- [Goal]: Each line of the listing that contains the word "JSON" is to be copied.

— start of Stored data —

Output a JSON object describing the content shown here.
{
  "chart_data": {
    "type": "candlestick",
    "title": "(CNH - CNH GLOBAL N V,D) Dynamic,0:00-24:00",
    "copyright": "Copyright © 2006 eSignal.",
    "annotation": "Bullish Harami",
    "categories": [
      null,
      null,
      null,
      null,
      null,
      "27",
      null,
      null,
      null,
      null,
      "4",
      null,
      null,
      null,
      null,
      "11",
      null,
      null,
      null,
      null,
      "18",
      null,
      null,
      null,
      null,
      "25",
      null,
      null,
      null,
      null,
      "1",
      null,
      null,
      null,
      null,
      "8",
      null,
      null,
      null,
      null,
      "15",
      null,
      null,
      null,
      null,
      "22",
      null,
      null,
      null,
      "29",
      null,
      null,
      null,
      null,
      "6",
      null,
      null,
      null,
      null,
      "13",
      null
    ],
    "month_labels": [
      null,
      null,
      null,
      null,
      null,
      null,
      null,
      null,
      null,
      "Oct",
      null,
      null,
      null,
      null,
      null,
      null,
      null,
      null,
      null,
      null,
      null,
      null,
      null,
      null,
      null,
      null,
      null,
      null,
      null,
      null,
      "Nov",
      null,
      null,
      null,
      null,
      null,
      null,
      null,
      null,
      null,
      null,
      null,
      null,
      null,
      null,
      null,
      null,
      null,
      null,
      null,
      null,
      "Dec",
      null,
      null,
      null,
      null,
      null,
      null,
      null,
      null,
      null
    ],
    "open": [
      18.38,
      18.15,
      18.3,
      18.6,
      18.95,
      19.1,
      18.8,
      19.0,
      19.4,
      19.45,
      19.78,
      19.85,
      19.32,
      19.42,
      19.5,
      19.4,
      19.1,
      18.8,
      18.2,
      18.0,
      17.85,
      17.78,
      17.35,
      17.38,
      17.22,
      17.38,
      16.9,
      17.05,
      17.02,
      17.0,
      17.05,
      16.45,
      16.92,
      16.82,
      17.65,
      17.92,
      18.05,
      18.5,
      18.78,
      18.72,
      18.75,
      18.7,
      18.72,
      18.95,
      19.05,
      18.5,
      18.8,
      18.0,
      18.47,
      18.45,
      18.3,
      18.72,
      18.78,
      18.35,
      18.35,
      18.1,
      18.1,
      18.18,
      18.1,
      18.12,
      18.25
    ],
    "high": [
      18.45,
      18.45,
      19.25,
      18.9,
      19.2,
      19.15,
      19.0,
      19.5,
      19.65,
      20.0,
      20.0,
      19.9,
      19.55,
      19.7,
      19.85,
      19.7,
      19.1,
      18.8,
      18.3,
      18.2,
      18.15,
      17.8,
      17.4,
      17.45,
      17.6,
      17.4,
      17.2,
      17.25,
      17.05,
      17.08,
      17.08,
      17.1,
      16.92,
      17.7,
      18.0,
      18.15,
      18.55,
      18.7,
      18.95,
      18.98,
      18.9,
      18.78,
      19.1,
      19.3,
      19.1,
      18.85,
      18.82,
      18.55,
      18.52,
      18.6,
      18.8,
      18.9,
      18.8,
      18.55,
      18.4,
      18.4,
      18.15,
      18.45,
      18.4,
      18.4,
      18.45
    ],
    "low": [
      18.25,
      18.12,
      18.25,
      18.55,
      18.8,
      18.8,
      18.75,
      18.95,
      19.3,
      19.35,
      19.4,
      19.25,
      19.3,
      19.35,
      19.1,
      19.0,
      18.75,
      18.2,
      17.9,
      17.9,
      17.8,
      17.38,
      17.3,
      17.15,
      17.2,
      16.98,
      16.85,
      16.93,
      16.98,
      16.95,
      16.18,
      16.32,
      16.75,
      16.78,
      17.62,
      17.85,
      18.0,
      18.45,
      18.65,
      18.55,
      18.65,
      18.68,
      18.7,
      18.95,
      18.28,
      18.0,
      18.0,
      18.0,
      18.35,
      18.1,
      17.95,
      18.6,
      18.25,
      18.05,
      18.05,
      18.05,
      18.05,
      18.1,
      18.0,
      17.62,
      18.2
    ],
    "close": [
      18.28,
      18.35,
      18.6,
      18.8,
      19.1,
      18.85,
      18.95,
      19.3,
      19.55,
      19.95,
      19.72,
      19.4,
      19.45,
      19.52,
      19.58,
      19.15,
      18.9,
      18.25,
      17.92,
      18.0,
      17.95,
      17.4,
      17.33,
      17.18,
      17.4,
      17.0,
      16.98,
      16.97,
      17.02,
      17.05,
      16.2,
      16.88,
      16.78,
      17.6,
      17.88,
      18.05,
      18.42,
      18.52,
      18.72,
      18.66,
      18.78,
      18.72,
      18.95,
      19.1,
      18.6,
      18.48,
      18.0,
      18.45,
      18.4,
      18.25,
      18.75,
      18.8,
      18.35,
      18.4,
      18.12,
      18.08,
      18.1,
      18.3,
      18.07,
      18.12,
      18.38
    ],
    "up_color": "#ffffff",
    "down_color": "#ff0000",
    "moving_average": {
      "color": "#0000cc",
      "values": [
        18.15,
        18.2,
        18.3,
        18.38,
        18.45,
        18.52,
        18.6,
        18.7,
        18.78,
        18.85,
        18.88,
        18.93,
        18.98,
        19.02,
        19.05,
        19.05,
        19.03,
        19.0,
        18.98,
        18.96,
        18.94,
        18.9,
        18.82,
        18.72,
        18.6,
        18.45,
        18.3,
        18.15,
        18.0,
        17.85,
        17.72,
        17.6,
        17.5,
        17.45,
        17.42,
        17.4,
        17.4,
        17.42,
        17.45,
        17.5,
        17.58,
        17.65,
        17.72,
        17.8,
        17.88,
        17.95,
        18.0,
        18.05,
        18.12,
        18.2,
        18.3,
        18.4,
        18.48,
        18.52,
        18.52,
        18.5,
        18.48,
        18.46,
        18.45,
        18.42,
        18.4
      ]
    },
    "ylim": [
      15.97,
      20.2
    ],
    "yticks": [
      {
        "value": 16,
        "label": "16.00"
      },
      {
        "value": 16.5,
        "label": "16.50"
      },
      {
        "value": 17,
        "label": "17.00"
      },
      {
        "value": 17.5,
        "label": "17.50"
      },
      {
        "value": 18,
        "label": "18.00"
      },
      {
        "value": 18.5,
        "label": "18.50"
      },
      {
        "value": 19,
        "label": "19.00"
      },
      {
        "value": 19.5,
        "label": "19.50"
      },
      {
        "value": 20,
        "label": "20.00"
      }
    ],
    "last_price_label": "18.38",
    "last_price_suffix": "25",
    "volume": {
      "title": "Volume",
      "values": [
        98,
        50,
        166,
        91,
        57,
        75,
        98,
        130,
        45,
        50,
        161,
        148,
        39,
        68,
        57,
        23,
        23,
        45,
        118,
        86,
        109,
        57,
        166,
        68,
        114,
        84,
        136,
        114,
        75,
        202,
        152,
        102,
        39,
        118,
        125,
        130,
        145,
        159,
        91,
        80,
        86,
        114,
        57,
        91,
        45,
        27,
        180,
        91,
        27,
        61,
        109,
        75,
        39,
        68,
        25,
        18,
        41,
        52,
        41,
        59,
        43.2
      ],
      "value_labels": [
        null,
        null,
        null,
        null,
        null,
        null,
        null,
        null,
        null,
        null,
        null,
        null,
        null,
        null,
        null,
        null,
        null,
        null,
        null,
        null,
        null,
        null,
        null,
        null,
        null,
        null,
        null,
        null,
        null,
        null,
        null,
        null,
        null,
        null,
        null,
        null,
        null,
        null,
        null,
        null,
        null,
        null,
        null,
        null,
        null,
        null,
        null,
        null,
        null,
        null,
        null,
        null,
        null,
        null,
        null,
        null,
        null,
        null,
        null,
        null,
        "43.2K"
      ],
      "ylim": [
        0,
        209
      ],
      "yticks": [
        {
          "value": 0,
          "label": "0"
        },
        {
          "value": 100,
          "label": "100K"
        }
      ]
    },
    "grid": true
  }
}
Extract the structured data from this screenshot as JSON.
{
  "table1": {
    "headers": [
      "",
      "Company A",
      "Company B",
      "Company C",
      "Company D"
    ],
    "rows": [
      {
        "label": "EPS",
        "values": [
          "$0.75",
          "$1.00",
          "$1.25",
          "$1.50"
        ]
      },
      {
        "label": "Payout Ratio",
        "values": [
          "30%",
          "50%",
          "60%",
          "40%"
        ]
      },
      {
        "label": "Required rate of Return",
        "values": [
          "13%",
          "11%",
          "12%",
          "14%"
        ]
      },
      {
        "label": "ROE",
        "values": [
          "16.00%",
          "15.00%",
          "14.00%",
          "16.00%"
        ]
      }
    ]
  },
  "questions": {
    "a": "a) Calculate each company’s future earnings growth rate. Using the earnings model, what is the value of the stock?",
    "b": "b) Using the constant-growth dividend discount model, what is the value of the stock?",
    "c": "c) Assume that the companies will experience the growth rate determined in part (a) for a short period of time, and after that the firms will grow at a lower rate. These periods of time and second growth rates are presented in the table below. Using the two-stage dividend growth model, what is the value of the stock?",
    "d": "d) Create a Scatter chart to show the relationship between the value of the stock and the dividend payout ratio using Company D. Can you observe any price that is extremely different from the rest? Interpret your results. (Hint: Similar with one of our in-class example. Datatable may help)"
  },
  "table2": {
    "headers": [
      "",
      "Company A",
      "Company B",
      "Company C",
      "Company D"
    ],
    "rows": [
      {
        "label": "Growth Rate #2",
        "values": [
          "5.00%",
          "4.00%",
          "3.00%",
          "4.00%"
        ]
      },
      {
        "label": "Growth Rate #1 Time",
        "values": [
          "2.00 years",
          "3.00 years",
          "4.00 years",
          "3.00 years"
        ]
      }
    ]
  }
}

— end of Stored data —

- [Response]:
Output a JSON object describing the content shown here.
Extract the structured data from this screenshot as JSON.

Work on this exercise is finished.